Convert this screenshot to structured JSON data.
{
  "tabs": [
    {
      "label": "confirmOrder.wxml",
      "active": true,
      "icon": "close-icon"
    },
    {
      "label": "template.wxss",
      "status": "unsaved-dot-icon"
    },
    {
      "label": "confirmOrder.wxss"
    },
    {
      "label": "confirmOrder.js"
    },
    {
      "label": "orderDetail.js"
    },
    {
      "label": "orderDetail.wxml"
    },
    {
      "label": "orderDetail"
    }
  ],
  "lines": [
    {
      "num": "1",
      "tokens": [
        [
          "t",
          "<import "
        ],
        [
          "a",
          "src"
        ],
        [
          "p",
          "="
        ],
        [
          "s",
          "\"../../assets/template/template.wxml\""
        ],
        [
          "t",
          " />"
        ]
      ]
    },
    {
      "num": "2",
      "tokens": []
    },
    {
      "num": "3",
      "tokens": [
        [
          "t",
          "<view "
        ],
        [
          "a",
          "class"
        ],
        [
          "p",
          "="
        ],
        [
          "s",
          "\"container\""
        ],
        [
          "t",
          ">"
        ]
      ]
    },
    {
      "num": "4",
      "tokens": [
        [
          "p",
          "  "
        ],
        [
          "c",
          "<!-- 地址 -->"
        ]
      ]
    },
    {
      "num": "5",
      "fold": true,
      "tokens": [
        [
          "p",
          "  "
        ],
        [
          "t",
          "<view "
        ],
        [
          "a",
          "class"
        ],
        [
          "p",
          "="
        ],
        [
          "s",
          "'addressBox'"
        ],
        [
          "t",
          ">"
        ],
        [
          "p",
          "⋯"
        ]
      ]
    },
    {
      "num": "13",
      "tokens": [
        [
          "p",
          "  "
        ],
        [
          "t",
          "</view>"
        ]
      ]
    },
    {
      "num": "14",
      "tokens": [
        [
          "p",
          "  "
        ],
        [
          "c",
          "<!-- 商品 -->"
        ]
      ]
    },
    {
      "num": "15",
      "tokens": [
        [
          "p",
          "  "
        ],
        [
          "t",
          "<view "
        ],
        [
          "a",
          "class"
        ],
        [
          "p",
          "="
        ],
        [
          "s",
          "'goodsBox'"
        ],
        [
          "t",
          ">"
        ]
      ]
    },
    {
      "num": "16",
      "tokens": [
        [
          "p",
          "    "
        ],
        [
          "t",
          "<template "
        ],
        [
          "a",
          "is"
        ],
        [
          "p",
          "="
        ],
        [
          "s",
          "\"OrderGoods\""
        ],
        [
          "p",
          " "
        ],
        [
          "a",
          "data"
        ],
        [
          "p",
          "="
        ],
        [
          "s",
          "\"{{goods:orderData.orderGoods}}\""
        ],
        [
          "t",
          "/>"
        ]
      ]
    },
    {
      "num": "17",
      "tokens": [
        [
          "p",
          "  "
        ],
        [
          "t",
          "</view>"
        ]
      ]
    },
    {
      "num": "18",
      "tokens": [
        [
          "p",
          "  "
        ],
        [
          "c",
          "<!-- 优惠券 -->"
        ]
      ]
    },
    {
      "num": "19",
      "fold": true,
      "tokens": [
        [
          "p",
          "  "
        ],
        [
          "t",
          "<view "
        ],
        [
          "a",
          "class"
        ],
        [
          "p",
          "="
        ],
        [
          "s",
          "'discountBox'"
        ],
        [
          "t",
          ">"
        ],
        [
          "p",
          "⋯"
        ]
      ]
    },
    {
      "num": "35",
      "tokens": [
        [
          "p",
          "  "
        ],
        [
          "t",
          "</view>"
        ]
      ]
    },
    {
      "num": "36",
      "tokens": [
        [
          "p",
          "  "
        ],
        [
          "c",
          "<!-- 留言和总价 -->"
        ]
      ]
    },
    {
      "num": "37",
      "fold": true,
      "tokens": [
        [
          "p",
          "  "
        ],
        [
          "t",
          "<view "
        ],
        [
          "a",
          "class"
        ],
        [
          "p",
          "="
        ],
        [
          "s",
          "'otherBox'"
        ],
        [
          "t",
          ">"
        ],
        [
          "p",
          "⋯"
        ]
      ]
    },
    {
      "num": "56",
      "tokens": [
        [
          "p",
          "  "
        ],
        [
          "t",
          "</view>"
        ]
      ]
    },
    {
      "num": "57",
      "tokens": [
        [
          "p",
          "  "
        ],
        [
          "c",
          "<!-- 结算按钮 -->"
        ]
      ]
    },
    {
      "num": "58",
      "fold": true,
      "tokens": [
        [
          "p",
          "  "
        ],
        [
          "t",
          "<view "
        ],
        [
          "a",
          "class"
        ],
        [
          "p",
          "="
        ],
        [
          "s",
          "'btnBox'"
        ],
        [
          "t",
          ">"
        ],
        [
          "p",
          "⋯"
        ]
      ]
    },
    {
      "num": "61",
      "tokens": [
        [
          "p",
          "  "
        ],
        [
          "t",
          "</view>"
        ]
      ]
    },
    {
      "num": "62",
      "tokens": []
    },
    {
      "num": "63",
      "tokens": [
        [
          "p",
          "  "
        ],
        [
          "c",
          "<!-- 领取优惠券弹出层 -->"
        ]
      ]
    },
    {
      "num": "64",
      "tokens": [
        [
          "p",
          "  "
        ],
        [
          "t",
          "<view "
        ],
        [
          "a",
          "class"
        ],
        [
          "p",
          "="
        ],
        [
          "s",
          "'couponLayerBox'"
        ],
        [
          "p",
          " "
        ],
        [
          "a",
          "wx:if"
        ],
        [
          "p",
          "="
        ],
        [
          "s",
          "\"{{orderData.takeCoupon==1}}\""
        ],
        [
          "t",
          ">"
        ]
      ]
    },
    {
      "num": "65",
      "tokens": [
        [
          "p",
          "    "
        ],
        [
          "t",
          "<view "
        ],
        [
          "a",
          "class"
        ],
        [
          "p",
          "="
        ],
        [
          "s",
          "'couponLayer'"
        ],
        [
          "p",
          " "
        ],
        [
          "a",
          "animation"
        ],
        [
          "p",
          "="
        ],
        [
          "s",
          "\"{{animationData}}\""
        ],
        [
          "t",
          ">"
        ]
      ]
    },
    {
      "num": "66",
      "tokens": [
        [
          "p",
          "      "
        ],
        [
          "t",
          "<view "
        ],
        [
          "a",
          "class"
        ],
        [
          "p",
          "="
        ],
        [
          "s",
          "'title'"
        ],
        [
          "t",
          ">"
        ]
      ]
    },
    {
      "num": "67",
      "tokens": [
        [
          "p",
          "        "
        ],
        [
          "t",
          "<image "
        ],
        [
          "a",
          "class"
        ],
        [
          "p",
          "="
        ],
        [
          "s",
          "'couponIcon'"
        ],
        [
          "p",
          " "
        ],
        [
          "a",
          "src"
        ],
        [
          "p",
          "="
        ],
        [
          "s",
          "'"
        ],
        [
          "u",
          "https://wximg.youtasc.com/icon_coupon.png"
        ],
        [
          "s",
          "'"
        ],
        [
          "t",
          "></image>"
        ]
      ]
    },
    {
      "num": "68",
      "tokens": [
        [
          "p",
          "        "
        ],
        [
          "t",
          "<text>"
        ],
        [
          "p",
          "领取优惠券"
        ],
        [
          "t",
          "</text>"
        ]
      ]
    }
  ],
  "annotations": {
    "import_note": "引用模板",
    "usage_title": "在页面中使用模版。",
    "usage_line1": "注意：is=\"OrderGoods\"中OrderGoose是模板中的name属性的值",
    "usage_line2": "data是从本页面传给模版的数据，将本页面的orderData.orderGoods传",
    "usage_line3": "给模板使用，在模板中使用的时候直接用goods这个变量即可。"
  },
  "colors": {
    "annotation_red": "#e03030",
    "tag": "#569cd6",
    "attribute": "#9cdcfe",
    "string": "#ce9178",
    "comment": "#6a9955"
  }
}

-.-.-

Each line of the material above needs to be quoted exactly, please.

# Response to this exercise:
Convert this screenshot to structured JSON data.
{
  "tabs": [
    {
      "label": "confirmOrder.wxml",
      "active": true,
      "icon": "close-icon"
    },
    {
      "label": "template.wxss",
      "status": "unsaved-dot-icon"
    },
    {
      "label": "confirmOrder.wxss"
    },
    {
      "label": "confirmOrder.js"
    },
    {
      "label": "orderDetail.js"
    },
    {
      "label": "orderDetail.wxml"
    },
    {
      "label": "orderDetail"
    }
  ],
  "lines": [
    {
      "num": "1",
      "tokens": [
        [
          "t",
          "<import "
        ],
        [
          "a",
          "src"
        ],
        [
          "p",
          "="
        ],
        [
          "s",
          "\"../../assets/template/template.wxml\""
        ],
        [
          "t",
          " />"
        ]
      ]
    },
    {
      "num": "2",
      "tokens": []
    },
    {
      "num": "3",
      "tokens": [
        [
          "t",
          "<view "
        ],
        [
          "a",
          "class"
        ],
        [
          "p",
          "="
        ],
        [
          "s",
          "\"container\""
        ],
        [
          "t",
          ">"
        ]
      ]
    },
    {
      "num": "4",
      "tokens": [
        [
          "p",
          "  "
        ],
        [
          "c",
          "<!-- 地址 -->"
        ]
      ]
    },
    {
      "num": "5",
      "fold": true,
      "tokens": [
        [
          "p",
          "  "
        ],
        [
          "t",
          "<view "
        ],
        [
          "a",
          "class"
        ],
        [
          "p",
          "="
        ],
        [
          "s",
          "'addressBox'"
        ],
        [
          "t",
          ">"
        ],
        [
          "p",
          "⋯"
        ]
      ]
    },
    {
      "num": "13",
      "tokens": [
        [
          "p",
          "  "
        ],
        [
          "t",
          "</view>"
        ]
      ]
    },
    {
      "num": "14",
      "tokens": [
        [
          "p",
          "  "
        ],
        [
          "c",
          "<!-- 商品 -->"
        ]
      ]
    },
    {
      "num": "15",
      "tokens": [
        [
          "p",
          "  "
        ],
        [
          "t",
          "<view "
        ],
        [
          "a",
          "class"
        ],
        [
          "p",
          "="
        ],
        [
          "s",
          "'goodsBox'"
        ],
        [
          "t",
          ">"
        ]
      ]
    },
    {
      "num": "16",
      "tokens": [
        [
          "p",
          "    "
        ],
        [
          "t",
          "<template "
        ],
        [
          "a",
          "is"
        ],
        [
          "p",
          "="
        ],
        [
          "s",
          "\"OrderGoods\""
        ],
        [
          "p",
          " "
        ],
        [
          "a",
          "data"
        ],
        [
          "p",
          "="
        ],
        [
          "s",
          "\"{{goods:orderData.orderGoods}}\""
        ],
        [
          "t",
          "/>"
        ]
      ]
    },
    {
      "num": "17",
      "tokens": [
        [
          "p",
          "  "
        ],
        [
          "t",
          "</view>"
        ]
      ]
    },
    {
      "num": "18",
      "tokens": [
        [
          "p",
          "  "
        ],
        [
          "c",
          "<!-- 优惠券 -->"
        ]
      ]
    },
    {
      "num": "19",
      "fold": true,
      "tokens": [
        [
          "p",
          "  "
        ],
        [
          "t",
          "<view "
        ],
        [
          "a",
          "class"
        ],
        [
          "p",
          "="
        ],
        [
          "s",
          "'discountBox'"
        ],
        [
          "t",
          ">"
        ],
        [
          "p",
          "⋯"
        ]
      ]
    },
    {
      "num": "35",
      "tokens": [
        [
          "p",
          "  "
        ],
        [
          "t",
          "</view>"
        ]
      ]
    },
    {
      "num": "36",
      "tokens": [
        [
          "p",
          "  "
        ],
        [
          "c",
          "<!-- 留言和总价 -->"
        ]
      ]
    },
    {
      "num": "37",
      "fold": true,
      "tokens": [
        [
          "p",
          "  "
        ],
        [
          "t",
          "<view "
        ],
        [
          "a",
          "class"
        ],
        [
          "p",
          "="
        ],
        [
          "s",
          "'otherBox'"
        ],
        [
          "t",
          ">"
        ],
        [
          "p",
          "⋯"
        ]
      ]
    },
    {
      "num": "56",
      "tokens": [
        [
          "p",
          "  "
        ],
        [
          "t",
          "</view>"
        ]
      ]
    },
    {
      "num": "57",
      "tokens": [
        [
          "p",
          "  "
        ],
        [
          "c",
          "<!-- 结算按钮 -->"
        ]
      ]
    },
    {
      "num": "58",
      "fold": true,
      "tokens": [
        [
          "p",
          "  "
        ],
        [
          "t",
          "<view "
        ],
        [
          "a",
          "class"
        ],
        [
          "p",
          "="
        ],
        [
          "s",
          "'btnBox'"
        ],
        [
          "t",
          ">"
        ],
        [
          "p",
          "⋯"
        ]
      ]
    },
    {
      "num": "61",
      "tokens": [
        [
          "p",
          "  "
        ],
        [
          "t",
          "</view>"
        ]
      ]
    },
    {
      "num": "62",
      "tokens": []
    },
    {
      "num": "63",
      "tokens": [
        [
          "p",
          "  "
        ],
        [
          "c",
          "<!-- 领取优惠券弹出层 -->"
        ]
      ]
    },
    {
      "num": "64",
      "tokens": [
        [
          "p",
          "  "
        ],
        [
          "t",
          "<view "
        ],
        [
          "a",
          "class"
        ],
        [
          "p",
          "="
        ],
        [
          "s",
          "'couponLayerBox'"
        ],
        [
          "p",
          " "
        ],
        [
          "a",
          "wx:if"
        ],
        [
          "p",
          "="
        ],
        [
          "s",
          "\"{{orderData.takeCoupon==1}}\""
        ],
        [
          "t",
          ">"
        ]
      ]
    },
    {
      "num": "65",
      "tokens": [
        [
          "p",
          "    "
        ],
        [
          "t",
          "<view "
        ],
        [
          "a",
          "class"
        ],
        [
          "p",
          "="
        ],
        [
          "s",
          "'couponLayer'"
        ],
        [
          "p",
          " "
        ],
        [
          "a",
          "animation"
        ],
        [
          "p",
          "="
        ],
        [
          "s",
          "\"{{animationData}}\""
        ],
        [
          "t",
          ">"
        ]
      ]
    },
    {
      "num": "66",
      "tokens": [
        [
          "p",
          "      "
        ],
        [
          "t",
          "<view "
        ],
        [
          "a",
          "class"
        ],
        [
          "p",
          "="
        ],
        [
          "s",
          "'title'"
        ],
        [
          "t",
          ">"
        ]
      ]
    },
    {
      "num": "67",
      "tokens": [
        [
          "p",
          "        "
        ],
        [
          "t",
          "<image "
        ],
        [
          "a",
          "class"
        ],
        [
          "p",
          "="
        ],
        [
          "s",
          "'couponIcon'"
        ],
        [
          "p",
          " "
        ],
        [
          "a",
          "src"
        ],
        [
          "p",
          "="
        ],
        [
          "s",
          "'"
        ],
        [
          "u",
          "https://wximg.youtasc.com/icon_coupon.png"
        ],
        [
          "s",
          "'"
        ],
        [
          "t",
          "></image>"
        ]
      ]
    },
    {
      "num": "68",
      "tokens": [
        [
          "p",
          "        "
        ],
        [
          "t",
          "<text>"
        ],
        [
          "p",
          "领取优惠券"
        ],
        [
          "t",
          "</text>"
        ]
      ]
    }
  ],
  "annotations": {
    "import_note": "引用模板",
    "usage_title": "在页面中使用模版。",
    "usage_line1": "注意：is=\"OrderGoods\"中OrderGoose是模板中的name属性的值",
    "usage_line2": "data是从本页面传给模版的数据，将本页面的orderData.orderGoods传",
    "usage_line3": "给模板使用，在模板中使用的时候直接用goods这个变量即可。"
  },
  "colors": {
    "annotation_red": "#e03030",
    "tag": "#569cd6",
    "attribute": "#9cdcfe",
    "string": "#ce9178",
    "comment": "#6a9955"
  }
}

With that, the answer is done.